(Source data)
Start

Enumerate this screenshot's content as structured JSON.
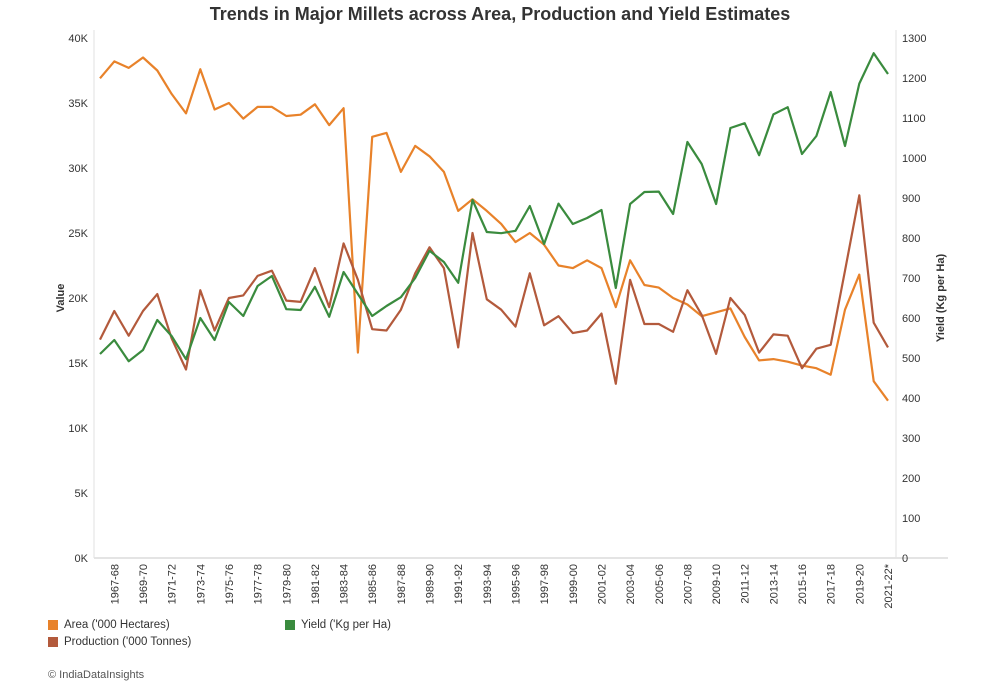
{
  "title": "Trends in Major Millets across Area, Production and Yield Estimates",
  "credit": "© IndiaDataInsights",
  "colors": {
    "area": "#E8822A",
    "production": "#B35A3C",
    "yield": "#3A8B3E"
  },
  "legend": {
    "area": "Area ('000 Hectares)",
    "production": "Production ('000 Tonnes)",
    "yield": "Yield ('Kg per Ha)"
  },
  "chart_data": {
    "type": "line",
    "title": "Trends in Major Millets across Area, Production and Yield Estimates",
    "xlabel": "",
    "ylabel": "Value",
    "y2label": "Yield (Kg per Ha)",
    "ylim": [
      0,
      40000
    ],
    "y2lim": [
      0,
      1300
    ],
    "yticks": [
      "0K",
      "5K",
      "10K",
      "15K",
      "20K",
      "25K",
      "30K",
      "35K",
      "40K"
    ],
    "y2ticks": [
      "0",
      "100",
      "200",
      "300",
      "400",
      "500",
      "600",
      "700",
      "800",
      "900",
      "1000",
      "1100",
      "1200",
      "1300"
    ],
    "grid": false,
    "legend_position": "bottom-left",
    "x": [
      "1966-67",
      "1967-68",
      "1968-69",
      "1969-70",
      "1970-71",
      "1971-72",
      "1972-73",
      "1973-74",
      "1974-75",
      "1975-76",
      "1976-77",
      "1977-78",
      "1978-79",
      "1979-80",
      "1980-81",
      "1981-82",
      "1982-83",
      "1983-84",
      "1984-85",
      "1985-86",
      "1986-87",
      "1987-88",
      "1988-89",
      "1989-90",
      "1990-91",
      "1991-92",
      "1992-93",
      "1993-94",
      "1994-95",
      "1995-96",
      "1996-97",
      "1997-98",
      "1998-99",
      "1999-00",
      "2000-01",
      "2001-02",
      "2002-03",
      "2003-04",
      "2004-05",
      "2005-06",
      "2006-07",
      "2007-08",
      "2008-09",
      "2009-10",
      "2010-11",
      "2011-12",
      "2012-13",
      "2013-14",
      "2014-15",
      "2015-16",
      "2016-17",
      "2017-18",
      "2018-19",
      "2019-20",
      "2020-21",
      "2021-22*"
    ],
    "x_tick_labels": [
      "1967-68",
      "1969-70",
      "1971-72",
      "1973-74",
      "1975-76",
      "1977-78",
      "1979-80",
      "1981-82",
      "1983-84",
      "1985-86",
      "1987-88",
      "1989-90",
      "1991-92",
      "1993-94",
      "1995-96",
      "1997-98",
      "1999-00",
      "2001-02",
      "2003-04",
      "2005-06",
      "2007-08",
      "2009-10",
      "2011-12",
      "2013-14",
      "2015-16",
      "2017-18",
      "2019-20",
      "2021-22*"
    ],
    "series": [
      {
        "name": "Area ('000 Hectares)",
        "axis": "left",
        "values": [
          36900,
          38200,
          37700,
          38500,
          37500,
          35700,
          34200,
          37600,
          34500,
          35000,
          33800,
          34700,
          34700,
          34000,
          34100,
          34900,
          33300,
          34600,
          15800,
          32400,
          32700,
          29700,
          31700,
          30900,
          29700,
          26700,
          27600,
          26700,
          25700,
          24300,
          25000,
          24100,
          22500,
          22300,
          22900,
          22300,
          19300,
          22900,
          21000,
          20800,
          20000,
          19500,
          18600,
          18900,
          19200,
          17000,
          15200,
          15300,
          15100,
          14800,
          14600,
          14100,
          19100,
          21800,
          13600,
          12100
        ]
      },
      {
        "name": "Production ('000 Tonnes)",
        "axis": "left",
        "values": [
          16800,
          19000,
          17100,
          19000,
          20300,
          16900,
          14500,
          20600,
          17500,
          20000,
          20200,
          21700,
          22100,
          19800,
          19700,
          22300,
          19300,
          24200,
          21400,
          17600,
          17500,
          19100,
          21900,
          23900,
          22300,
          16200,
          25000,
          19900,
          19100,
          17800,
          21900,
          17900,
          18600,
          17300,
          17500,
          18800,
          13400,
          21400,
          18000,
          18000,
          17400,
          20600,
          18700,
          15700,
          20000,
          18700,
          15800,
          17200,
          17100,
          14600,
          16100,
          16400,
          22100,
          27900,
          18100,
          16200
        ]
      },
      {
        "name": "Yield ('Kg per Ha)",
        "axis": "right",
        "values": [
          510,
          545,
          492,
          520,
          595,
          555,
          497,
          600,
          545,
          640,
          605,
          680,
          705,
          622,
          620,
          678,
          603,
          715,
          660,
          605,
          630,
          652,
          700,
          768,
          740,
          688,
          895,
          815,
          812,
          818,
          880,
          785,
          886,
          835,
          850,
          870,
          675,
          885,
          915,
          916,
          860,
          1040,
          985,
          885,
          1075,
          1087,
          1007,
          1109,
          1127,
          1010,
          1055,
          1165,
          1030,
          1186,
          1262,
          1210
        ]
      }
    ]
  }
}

End

◆ **WHAT THE EXERCISE ASKS**: Repeat the material above in full and exactly, apart from the pictures.

◆ **ANSWER TO THE EXERCISE**:
Enumerate this screenshot's content as structured JSON.
{
  "title": "Trends in Major Millets across Area, Production and Yield Estimates",
  "credit": "© IndiaDataInsights",
  "colors": {
    "area": "#E8822A",
    "production": "#B35A3C",
    "yield": "#3A8B3E"
  },
  "legend": {
    "area": "Area ('000 Hectares)",
    "production": "Production ('000 Tonnes)",
    "yield": "Yield ('Kg per Ha)"
  },
  "chart_data": {
    "type": "line",
    "title": "Trends in Major Millets across Area, Production and Yield Estimates",
    "xlabel": "",
    "ylabel": "Value",
    "y2label": "Yield (Kg per Ha)",
    "ylim": [
      0,
      40000
    ],
    "y2lim": [
      0,
      1300
    ],
    "yticks": [
      "0K",
      "5K",
      "10K",
      "15K",
      "20K",
      "25K",
      "30K",
      "35K",
      "40K"
    ],
    "y2ticks": [
      "0",
      "100",
      "200",
      "300",
      "400",
      "500",
      "600",
      "700",
      "800",
      "900",
      "1000",
      "1100",
      "1200",
      "1300"
    ],
    "grid": false,
    "legend_position": "bottom-left",
    "x": [
      "1966-67",
      "1967-68",
      "1968-69",
      "1969-70",
      "1970-71",
      "1971-72",
      "1972-73",
      "1973-74",
      "1974-75",
      "1975-76",
      "1976-77",
      "1977-78",
      "1978-79",
      "1979-80",
      "1980-81",
      "1981-82",
      "1982-83",
      "1983-84",
      "1984-85",
      "1985-86",
      "1986-87",
      "1987-88",
      "1988-89",
      "1989-90",
      "1990-91",
      "1991-92",
      "1992-93",
      "1993-94",
      "1994-95",
      "1995-96",
      "1996-97",
      "1997-98",
      "1998-99",
      "1999-00",
      "2000-01",
      "2001-02",
      "2002-03",
      "2003-04",
      "2004-05",
      "2005-06",
      "2006-07",
      "2007-08",
      "2008-09",
      "2009-10",
      "2010-11",
      "2011-12",
      "2012-13",
      "2013-14",
      "2014-15",
      "2015-16",
      "2016-17",
      "2017-18",
      "2018-19",
      "2019-20",
      "2020-21",
      "2021-22*"
    ],
    "x_tick_labels": [
      "1967-68",
      "1969-70",
      "1971-72",
      "1973-74",
      "1975-76",
      "1977-78",
      "1979-80",
      "1981-82",
      "1983-84",
      "1985-86",
      "1987-88",
      "1989-90",
      "1991-92",
      "1993-94",
      "1995-96",
      "1997-98",
      "1999-00",
      "2001-02",
      "2003-04",
      "2005-06",
      "2007-08",
      "2009-10",
      "2011-12",
      "2013-14",
      "2015-16",
      "2017-18",
      "2019-20",
      "2021-22*"
    ],
    "series": [
      {
        "name": "Area ('000 Hectares)",
        "axis": "left",
        "values": [
          36900,
          38200,
          37700,
          38500,
          37500,
          35700,
          34200,
          37600,
          34500,
          35000,
          33800,
          34700,
          34700,
          34000,
          34100,
          34900,
          33300,
          34600,
          15800,
          32400,
          32700,
          29700,
          31700,
          30900,
          29700,
          26700,
          27600,
          26700,
          25700,
          24300,
          25000,
          24100,
          22500,
          22300,
          22900,
          22300,
          19300,
          22900,
          21000,
          20800,
          20000,
          19500,
          18600,
          18900,
          19200,
          17000,
          15200,
          15300,
          15100,
          14800,
          14600,
          14100,
          19100,
          21800,
          13600,
          12100
        ]
      },
      {
        "name": "Production ('000 Tonnes)",
        "axis": "left",
        "values": [
          16800,
          19000,
          17100,
          19000,
          20300,
          16900,
          14500,
          20600,
          17500,
          20000,
          20200,
          21700,
          22100,
          19800,
          19700,
          22300,
          19300,
          24200,
          21400,
          17600,
          17500,
          19100,
          21900,
          23900,
          22300,
          16200,
          25000,
          19900,
          19100,
          17800,
          21900,
          17900,
          18600,
          17300,
          17500,
          18800,
          13400,
          21400,
          18000,
          18000,
          17400,
          20600,
          18700,
          15700,
          20000,
          18700,
          15800,
          17200,
          17100,
          14600,
          16100,
          16400,
          22100,
          27900,
          18100,
          16200
        ]
      },
      {
        "name": "Yield ('Kg per Ha)",
        "axis": "right",
        "values": [
          510,
          545,
          492,
          520,
          595,
          555,
          497,
          600,
          545,
          640,
          605,
          680,
          705,
          622,
          620,
          678,
          603,
          715,
          660,
          605,
          630,
          652,
          700,
          768,
          740,
          688,
          895,
          815,
          812,
          818,
          880,
          785,
          886,
          835,
          850,
          870,
          675,
          885,
          915,
          916,
          860,
          1040,
          985,
          885,
          1075,
          1087,
          1007,
          1109,
          1127,
          1010,
          1055,
          1165,
          1030,
          1186,
          1262,
          1210
        ]
      }
    ]
  }
}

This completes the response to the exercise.